** Provided entries follows **
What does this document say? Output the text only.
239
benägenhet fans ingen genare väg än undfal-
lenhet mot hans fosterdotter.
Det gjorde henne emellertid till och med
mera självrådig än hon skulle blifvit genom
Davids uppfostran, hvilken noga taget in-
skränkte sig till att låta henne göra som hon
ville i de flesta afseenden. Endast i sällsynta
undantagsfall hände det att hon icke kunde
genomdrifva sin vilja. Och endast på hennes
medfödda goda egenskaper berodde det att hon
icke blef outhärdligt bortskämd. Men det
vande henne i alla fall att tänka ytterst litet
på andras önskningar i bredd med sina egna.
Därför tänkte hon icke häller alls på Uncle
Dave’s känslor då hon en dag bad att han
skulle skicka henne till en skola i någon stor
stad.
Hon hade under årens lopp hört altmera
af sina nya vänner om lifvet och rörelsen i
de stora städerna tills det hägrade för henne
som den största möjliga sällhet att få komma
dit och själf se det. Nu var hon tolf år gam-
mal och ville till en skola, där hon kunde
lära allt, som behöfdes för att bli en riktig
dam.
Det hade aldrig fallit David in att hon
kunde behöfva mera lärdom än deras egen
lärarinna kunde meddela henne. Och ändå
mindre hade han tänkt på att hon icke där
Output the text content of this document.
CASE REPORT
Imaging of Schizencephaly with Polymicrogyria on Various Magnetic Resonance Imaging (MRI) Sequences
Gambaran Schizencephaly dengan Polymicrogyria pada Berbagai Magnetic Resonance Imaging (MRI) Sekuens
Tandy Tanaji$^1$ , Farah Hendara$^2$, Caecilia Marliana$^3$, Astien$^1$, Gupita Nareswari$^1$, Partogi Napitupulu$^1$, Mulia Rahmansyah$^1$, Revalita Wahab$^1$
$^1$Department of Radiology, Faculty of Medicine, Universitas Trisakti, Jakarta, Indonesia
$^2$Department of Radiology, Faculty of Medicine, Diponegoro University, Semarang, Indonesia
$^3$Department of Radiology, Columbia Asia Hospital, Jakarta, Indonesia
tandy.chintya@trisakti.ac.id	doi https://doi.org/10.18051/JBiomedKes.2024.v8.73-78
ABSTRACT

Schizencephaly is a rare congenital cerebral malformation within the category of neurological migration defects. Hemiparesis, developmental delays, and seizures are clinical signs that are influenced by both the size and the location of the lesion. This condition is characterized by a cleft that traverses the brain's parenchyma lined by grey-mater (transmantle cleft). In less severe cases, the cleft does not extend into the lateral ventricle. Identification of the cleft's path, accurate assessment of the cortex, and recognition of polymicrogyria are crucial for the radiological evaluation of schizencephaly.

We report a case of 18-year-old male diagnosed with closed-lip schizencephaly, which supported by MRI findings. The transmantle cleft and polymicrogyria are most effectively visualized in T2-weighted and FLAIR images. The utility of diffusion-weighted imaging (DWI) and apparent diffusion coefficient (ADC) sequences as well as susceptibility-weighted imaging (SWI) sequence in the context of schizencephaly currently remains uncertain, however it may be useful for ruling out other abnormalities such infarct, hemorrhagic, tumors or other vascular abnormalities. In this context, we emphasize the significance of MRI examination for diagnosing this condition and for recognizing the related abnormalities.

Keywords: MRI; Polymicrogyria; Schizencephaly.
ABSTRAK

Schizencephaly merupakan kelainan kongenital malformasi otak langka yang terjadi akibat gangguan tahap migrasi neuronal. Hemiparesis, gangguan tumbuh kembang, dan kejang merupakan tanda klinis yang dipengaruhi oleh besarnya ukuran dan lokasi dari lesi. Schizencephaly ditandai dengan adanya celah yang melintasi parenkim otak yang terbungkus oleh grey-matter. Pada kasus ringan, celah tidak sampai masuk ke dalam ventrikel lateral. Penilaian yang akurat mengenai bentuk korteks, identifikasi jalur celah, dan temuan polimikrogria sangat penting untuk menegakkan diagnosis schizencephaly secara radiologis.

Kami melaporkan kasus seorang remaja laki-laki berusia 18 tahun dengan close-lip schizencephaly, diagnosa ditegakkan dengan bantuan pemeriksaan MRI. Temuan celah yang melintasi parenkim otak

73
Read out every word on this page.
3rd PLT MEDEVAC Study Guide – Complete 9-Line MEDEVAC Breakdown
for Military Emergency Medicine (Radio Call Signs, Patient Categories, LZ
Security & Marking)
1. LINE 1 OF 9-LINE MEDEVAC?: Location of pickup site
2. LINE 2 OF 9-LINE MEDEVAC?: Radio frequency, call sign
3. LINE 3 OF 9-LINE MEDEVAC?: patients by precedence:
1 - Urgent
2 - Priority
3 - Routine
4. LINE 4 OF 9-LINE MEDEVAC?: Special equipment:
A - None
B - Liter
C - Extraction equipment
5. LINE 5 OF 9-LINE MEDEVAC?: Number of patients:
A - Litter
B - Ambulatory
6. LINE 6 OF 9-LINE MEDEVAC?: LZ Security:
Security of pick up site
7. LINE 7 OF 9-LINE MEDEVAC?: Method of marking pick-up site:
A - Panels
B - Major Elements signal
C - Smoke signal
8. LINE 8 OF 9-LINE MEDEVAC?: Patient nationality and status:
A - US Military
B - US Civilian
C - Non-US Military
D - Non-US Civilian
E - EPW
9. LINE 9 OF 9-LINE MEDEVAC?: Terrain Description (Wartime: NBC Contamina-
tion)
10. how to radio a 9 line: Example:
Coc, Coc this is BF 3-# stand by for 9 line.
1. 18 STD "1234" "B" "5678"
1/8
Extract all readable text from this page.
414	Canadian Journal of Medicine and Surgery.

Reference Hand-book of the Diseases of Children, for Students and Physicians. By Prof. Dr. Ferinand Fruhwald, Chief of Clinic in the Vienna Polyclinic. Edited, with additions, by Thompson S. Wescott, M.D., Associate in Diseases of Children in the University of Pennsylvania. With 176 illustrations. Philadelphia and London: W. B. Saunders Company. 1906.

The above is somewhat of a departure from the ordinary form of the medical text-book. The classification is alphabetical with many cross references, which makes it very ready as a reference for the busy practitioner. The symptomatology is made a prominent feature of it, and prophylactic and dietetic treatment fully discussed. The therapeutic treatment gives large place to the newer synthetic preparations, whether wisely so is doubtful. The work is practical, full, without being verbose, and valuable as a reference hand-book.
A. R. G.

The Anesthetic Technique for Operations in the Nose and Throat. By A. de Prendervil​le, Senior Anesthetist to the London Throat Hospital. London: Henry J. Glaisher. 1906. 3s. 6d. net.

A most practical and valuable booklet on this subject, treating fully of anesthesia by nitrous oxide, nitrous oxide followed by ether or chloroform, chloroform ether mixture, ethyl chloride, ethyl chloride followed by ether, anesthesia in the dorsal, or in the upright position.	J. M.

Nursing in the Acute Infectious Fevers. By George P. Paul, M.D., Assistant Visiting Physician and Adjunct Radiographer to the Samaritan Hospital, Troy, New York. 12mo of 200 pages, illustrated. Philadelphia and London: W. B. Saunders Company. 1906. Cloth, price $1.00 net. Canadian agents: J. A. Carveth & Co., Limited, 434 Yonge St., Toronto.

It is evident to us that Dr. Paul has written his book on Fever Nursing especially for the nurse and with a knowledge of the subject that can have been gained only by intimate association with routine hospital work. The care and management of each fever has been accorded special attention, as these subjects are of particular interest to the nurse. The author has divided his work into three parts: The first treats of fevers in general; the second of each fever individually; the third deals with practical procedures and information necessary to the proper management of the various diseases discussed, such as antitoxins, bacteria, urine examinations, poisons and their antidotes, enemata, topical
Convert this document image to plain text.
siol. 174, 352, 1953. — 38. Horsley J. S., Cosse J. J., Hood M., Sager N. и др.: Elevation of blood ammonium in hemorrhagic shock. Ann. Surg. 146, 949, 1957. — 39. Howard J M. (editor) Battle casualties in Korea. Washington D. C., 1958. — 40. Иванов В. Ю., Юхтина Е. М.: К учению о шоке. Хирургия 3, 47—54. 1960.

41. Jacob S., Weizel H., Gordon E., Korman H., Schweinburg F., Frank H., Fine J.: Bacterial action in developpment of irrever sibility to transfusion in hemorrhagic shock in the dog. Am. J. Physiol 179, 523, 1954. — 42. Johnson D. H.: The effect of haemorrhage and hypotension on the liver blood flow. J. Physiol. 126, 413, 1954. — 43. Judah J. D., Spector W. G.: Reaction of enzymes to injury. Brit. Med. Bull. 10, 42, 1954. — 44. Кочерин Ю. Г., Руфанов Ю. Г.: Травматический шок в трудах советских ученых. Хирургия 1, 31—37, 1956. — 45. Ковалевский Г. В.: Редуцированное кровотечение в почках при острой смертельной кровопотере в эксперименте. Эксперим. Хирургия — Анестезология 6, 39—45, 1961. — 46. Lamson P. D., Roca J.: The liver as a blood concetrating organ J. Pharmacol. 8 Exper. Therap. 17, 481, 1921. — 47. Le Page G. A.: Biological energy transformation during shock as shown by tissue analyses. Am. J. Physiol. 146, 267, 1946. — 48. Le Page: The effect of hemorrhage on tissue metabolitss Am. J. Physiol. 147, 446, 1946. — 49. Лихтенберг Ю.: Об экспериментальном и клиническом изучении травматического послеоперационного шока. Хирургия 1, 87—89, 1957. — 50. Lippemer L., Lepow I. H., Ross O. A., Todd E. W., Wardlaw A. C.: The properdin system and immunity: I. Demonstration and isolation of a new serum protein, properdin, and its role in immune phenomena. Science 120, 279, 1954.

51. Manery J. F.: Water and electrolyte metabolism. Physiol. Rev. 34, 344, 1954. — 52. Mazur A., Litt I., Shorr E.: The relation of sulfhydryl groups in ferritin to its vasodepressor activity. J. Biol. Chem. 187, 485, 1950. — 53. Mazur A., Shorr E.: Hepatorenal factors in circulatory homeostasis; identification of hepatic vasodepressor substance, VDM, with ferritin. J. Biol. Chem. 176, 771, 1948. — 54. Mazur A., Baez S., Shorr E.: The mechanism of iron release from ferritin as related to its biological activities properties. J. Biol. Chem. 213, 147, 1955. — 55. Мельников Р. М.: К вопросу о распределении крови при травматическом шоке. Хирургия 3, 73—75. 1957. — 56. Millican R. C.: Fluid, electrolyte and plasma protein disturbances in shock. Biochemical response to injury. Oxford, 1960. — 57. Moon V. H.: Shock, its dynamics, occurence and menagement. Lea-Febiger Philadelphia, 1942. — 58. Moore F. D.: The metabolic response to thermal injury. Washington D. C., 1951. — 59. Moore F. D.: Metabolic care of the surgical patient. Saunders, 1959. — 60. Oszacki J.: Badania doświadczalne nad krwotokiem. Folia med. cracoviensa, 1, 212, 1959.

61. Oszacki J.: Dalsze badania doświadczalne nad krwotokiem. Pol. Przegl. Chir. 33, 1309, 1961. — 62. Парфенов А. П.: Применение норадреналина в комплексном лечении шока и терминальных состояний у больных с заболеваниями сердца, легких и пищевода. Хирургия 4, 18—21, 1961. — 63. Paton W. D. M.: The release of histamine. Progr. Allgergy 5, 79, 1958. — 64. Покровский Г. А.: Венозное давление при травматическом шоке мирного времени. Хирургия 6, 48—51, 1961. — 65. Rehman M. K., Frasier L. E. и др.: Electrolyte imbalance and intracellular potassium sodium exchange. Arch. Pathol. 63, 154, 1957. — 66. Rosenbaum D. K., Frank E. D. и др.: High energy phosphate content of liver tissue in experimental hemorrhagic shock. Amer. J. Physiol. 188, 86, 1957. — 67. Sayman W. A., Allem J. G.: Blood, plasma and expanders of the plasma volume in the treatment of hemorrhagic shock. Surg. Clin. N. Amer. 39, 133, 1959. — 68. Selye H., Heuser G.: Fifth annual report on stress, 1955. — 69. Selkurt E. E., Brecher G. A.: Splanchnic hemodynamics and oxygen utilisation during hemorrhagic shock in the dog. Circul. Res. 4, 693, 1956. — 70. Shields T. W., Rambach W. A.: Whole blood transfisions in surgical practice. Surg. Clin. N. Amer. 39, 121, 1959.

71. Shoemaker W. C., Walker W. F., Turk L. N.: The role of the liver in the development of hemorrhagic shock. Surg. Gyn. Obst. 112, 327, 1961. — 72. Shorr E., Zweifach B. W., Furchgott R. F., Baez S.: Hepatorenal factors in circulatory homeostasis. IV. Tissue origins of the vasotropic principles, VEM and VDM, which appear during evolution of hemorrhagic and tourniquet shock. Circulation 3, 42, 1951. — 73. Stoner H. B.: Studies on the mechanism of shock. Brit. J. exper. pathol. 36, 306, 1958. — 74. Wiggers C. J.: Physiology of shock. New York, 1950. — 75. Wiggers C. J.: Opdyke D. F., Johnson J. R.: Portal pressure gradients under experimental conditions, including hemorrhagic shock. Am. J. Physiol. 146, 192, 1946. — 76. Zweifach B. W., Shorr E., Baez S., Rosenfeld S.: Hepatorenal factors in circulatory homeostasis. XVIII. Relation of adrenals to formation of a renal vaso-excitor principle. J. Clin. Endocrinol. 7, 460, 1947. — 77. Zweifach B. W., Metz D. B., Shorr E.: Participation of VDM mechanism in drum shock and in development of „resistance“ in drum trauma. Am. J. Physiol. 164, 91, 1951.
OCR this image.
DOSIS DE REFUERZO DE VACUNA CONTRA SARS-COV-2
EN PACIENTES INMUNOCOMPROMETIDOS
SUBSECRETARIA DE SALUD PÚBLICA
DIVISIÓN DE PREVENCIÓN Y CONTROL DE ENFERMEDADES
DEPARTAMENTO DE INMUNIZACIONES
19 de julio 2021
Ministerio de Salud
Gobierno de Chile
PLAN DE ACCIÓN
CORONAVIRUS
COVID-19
** End of Provided entries **
Work order =
Output the lines from the one with "OCR this image." through the end of the records above, exactly, including both ends, and nothing besides.

Finished exercise =
OCR this image.
DOSIS DE REFUERZO DE VACUNA CONTRA SARS-COV-2
EN PACIENTES INMUNOCOMPROMETIDOS
SUBSECRETARIA DE SALUD PÚBLICA
DIVISIÓN DE PREVENCIÓN Y CONTROL DE ENFERMEDADES
DEPARTAMENTO DE INMUNIZACIONES
19 de julio 2021
Ministerio de Salud
Gobierno de Chile
PLAN DE ACCIÓN
CORONAVIRUS
COVID-19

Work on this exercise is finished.